Task material:
* * *
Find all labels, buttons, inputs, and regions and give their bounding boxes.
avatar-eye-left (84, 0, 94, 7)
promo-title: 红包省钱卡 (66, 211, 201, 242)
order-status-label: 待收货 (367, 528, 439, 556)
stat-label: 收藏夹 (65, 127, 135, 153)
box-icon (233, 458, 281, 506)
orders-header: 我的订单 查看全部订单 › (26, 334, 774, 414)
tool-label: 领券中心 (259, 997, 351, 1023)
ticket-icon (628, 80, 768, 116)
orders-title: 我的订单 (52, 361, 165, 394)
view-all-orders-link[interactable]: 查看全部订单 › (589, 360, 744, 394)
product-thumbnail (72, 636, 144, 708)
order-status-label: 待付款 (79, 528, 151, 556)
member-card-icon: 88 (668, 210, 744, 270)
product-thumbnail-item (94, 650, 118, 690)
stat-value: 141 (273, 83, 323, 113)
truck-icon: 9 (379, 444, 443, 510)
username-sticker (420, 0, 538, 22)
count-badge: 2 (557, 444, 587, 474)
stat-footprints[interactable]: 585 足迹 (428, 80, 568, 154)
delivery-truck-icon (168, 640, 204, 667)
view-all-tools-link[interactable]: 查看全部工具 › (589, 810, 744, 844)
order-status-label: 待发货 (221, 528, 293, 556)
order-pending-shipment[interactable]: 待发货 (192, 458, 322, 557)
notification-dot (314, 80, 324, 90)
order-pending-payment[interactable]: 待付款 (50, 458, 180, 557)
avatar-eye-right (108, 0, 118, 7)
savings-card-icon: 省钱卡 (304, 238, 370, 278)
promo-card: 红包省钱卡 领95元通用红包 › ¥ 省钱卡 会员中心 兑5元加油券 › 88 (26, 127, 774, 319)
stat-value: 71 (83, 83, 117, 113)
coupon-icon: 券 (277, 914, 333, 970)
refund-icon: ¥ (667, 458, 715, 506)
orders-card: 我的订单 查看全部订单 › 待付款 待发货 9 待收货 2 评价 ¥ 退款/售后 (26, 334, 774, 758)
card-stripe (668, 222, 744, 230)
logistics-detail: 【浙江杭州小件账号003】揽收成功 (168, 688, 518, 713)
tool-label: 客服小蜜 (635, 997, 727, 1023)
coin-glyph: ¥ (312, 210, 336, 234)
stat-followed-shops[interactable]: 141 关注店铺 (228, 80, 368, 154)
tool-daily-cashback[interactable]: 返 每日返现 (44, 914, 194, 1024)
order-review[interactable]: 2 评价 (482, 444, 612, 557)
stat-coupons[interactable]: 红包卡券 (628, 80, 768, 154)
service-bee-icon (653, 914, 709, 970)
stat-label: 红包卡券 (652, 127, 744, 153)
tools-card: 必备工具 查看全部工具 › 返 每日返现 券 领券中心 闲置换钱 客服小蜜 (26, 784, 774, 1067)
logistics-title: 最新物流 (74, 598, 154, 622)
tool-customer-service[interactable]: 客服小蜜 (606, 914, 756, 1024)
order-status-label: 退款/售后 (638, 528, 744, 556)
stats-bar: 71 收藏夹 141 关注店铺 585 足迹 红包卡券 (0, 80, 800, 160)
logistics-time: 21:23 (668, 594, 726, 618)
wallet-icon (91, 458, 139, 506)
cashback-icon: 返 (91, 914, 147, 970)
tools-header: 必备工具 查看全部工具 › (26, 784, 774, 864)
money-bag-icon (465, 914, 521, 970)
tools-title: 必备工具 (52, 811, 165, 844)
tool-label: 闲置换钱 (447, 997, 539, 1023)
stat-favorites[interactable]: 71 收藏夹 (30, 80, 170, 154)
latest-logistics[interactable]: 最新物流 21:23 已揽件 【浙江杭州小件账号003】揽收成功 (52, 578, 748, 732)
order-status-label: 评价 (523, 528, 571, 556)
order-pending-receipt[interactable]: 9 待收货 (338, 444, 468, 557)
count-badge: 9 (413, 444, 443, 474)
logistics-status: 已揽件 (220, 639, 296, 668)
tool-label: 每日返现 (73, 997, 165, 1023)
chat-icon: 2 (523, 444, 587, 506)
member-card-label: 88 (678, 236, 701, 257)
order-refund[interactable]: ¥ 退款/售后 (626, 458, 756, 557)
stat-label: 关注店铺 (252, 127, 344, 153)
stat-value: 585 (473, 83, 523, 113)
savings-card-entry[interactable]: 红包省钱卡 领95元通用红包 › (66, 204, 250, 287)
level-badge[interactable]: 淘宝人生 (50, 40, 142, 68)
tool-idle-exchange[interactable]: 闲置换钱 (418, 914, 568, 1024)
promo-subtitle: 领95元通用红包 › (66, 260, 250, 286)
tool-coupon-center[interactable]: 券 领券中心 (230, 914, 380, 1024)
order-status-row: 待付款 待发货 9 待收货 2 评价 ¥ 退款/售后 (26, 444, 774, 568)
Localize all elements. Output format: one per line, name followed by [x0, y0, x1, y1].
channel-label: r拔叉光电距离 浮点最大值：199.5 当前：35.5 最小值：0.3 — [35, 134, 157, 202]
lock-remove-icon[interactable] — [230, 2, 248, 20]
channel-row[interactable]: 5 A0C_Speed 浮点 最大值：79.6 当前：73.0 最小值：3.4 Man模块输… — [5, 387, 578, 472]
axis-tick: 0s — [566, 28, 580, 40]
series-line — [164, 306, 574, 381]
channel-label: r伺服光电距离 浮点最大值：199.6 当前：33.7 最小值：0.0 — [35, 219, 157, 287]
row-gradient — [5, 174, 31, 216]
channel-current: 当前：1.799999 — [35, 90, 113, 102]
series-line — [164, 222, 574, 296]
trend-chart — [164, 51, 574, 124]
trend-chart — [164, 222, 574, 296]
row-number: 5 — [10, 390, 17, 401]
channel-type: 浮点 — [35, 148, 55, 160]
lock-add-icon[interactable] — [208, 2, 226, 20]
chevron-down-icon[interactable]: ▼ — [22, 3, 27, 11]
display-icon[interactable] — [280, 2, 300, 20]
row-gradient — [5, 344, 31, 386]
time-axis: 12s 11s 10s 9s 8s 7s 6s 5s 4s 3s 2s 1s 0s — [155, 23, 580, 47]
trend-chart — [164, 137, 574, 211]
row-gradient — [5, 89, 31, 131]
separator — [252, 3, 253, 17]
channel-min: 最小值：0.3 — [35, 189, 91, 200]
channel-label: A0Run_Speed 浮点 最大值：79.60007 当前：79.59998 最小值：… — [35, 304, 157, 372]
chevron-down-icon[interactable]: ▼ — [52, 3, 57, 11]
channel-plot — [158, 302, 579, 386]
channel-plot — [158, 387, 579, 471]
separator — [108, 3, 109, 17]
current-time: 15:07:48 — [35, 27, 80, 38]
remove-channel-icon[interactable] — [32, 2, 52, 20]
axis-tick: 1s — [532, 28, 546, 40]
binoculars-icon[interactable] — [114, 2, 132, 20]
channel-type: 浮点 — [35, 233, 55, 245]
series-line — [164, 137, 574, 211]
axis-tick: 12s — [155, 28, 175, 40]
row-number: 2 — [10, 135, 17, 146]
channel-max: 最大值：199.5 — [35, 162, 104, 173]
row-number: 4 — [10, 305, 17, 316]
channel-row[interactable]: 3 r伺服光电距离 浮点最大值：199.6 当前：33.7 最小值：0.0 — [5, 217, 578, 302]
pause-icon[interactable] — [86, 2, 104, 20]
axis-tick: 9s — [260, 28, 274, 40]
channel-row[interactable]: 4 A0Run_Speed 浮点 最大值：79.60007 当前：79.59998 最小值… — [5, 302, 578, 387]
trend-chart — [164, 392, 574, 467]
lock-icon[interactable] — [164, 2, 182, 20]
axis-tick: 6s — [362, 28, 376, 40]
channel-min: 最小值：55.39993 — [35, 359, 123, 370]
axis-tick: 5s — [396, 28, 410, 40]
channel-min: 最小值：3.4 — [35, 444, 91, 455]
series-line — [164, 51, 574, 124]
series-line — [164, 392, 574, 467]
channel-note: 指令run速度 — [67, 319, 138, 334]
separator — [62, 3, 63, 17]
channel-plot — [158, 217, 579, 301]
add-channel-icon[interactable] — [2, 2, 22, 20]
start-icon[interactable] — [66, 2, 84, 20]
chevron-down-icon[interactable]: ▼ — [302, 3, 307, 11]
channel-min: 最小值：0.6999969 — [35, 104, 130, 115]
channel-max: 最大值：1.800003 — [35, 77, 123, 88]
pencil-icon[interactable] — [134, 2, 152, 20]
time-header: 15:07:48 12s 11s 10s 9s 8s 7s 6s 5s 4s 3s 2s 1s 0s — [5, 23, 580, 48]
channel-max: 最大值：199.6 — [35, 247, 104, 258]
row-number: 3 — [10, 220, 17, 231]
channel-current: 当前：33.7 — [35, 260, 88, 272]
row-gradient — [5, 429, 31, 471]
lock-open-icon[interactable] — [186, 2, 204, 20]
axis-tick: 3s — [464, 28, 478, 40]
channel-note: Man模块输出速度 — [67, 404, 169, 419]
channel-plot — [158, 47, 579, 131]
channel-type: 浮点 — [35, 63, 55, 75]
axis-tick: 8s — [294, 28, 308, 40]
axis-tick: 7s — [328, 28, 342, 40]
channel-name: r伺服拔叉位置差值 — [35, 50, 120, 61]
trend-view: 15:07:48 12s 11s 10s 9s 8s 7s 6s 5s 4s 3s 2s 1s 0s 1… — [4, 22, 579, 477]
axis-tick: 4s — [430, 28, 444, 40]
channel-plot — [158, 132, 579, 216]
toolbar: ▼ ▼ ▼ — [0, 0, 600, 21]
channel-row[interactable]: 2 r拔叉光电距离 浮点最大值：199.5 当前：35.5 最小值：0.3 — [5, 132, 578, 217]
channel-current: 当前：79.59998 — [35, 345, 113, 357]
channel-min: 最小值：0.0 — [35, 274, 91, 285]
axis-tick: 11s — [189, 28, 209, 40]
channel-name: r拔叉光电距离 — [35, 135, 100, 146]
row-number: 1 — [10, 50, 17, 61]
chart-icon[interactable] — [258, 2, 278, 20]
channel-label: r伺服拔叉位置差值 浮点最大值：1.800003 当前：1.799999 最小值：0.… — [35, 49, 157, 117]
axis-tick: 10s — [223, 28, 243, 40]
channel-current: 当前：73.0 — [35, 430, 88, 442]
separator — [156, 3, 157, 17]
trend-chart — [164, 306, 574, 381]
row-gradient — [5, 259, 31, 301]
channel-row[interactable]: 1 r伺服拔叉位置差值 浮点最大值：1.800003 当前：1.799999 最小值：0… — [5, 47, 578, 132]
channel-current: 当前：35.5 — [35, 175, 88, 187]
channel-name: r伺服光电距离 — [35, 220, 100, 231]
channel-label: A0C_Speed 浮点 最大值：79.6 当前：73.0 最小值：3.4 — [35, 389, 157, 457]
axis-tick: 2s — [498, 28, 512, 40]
* * *
Exercise instructions:
Please format the records as a numbered list, starting with the first line and going through the line with "ticket-icon (628, 80, 768, 116)", with blank lines left out.

The result:
1. Find all labels, buttons, inputs, and regions and give their bounding boxes.
2. avatar-eye-left (84, 0, 94, 7)
3. promo-title: 红包省钱卡 (66, 211, 201, 242)
4. order-status-label: 待收货 (367, 528, 439, 556)
5. stat-label: 收藏夹 (65, 127, 135, 153)
6. box-icon (233, 458, 281, 506)
7. orders-header: 我的订单 查看全部订单 › (26, 334, 774, 414)
8. tool-label: 领券中心 (259, 997, 351, 1023)
9. ticket-icon (628, 80, 768, 116)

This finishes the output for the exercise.